Given exercise: Write out the material exactly, without any of its pictures.

[Dataset rows about figures]
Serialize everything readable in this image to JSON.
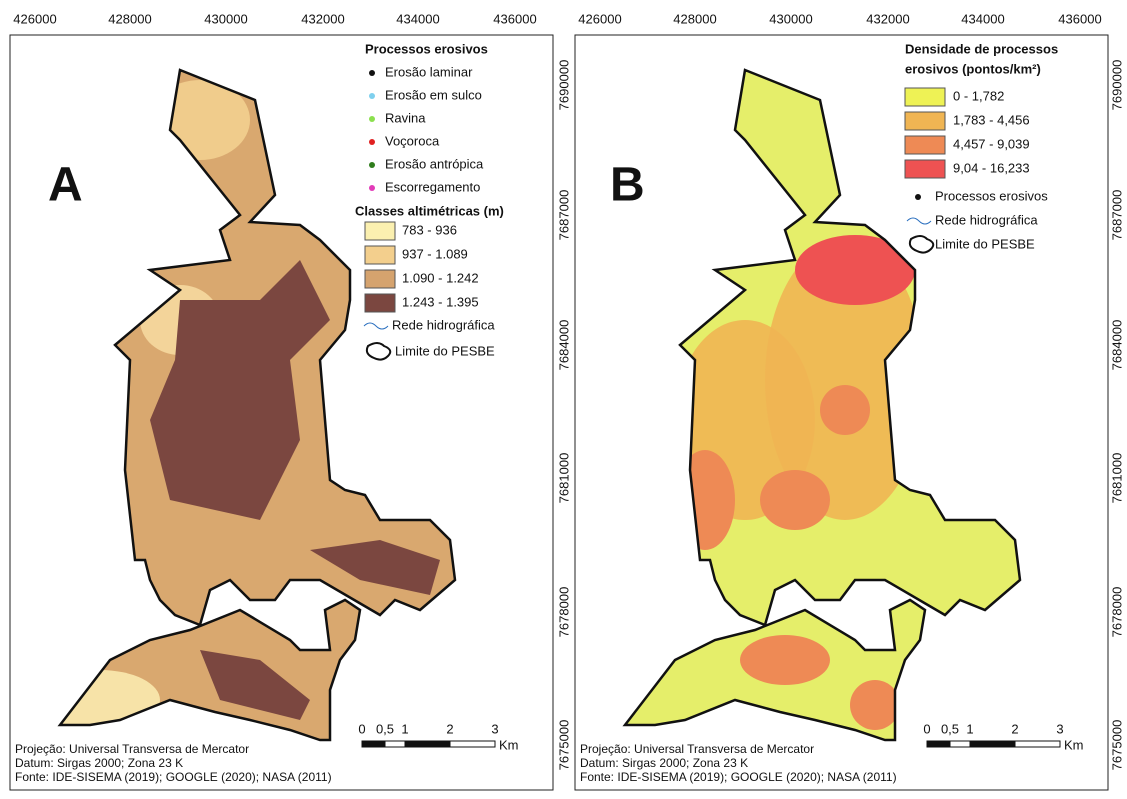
{
  "x_ticks": [
    "426000",
    "428000",
    "430000",
    "432000",
    "434000",
    "436000"
  ],
  "y_ticks": [
    "7690000",
    "7687000",
    "7684000",
    "7681000",
    "7678000",
    "7675000"
  ],
  "panels": [
    {
      "label": "A",
      "legend_title": "Processos erosivos",
      "points": [
        {
          "name": "Erosão laminar",
          "color": "#111111"
        },
        {
          "name": "Erosão em sulco",
          "color": "#7fd0ee"
        },
        {
          "name": "Ravina",
          "color": "#8be04e"
        },
        {
          "name": "Voçoroca",
          "color": "#e02020"
        },
        {
          "name": "Erosão antrópica",
          "color": "#2f7d1c"
        },
        {
          "name": "Escorregamento",
          "color": "#e23bb8"
        }
      ],
      "classes_title": "Classes altimétricas (m)",
      "classes": [
        {
          "name": "783 - 936",
          "color": "#fbf0b0"
        },
        {
          "name": "937 - 1.089",
          "color": "#f3cf8d"
        },
        {
          "name": "1.090 - 1.242",
          "color": "#d5a36e"
        },
        {
          "name": "1.243 - 1.395",
          "color": "#7b4740"
        }
      ],
      "river": "Rede hidrográfica",
      "boundary": "Limite do PESBE"
    },
    {
      "label": "B",
      "legend_title": [
        "Densidade de processos",
        "erosivos (pontos/km²)"
      ],
      "classes": [
        {
          "name": "0 - 1,782",
          "color": "#eef255"
        },
        {
          "name": "1,783 - 4,456",
          "color": "#f0b553"
        },
        {
          "name": "4,457 - 9,039",
          "color": "#ee8a55"
        },
        {
          "name": "9,04 - 16,233",
          "color": "#ee5252"
        }
      ],
      "points_label": "Processos erosivos",
      "river": "Rede hidrográfica",
      "boundary": "Limite do PESBE"
    }
  ],
  "scale": {
    "labels": [
      "0",
      "0,5",
      "1",
      "2",
      "3"
    ],
    "unit": "Km"
  },
  "footer": [
    "Projeção: Universal Transversa de Mercator",
    "Datum: Sirgas 2000; Zona 23 K",
    "Fonte: IDE-SISEMA (2019); GOOGLE (2020); NASA (2011)"
  ]
}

The response:
Serialize everything readable in this image to JSON.
{
  "x_ticks": [
    "426000",
    "428000",
    "430000",
    "432000",
    "434000",
    "436000"
  ],
  "y_ticks": [
    "7690000",
    "7687000",
    "7684000",
    "7681000",
    "7678000",
    "7675000"
  ],
  "panels": [
    {
      "label": "A",
      "legend_title": "Processos erosivos",
      "points": [
        {
          "name": "Erosão laminar",
          "color": "#111111"
        },
        {
          "name": "Erosão em sulco",
          "color": "#7fd0ee"
        },
        {
          "name": "Ravina",
          "color": "#8be04e"
        },
        {
          "name": "Voçoroca",
          "color": "#e02020"
        },
        {
          "name": "Erosão antrópica",
          "color": "#2f7d1c"
        },
        {
          "name": "Escorregamento",
          "color": "#e23bb8"
        }
      ],
      "classes_title": "Classes altimétricas (m)",
      "classes": [
        {
          "name": "783 - 936",
          "color": "#fbf0b0"
        },
        {
          "name": "937 - 1.089",
          "color": "#f3cf8d"
        },
        {
          "name": "1.090 - 1.242",
          "color": "#d5a36e"
        },
        {
          "name": "1.243 - 1.395",
          "color": "#7b4740"
        }
      ],
      "river": "Rede hidrográfica",
      "boundary": "Limite do PESBE"
    },
    {
      "label": "B",
      "legend_title": [
        "Densidade de processos",
        "erosivos (pontos/km²)"
      ],
      "classes": [
        {
          "name": "0 - 1,782",
          "color": "#eef255"
        },
        {
          "name": "1,783 - 4,456",
          "color": "#f0b553"
        },
        {
          "name": "4,457 - 9,039",
          "color": "#ee8a55"
        },
        {
          "name": "9,04 - 16,233",
          "color": "#ee5252"
        }
      ],
      "points_label": "Processos erosivos",
      "river": "Rede hidrográfica",
      "boundary": "Limite do PESBE"
    }
  ],
  "scale": {
    "labels": [
      "0",
      "0,5",
      "1",
      "2",
      "3"
    ],
    "unit": "Km"
  },
  "footer": [
    "Projeção: Universal Transversa de Mercator",
    "Datum: Sirgas 2000; Zona 23 K",
    "Fonte: IDE-SISEMA (2019); GOOGLE (2020); NASA (2011)"
  ]
}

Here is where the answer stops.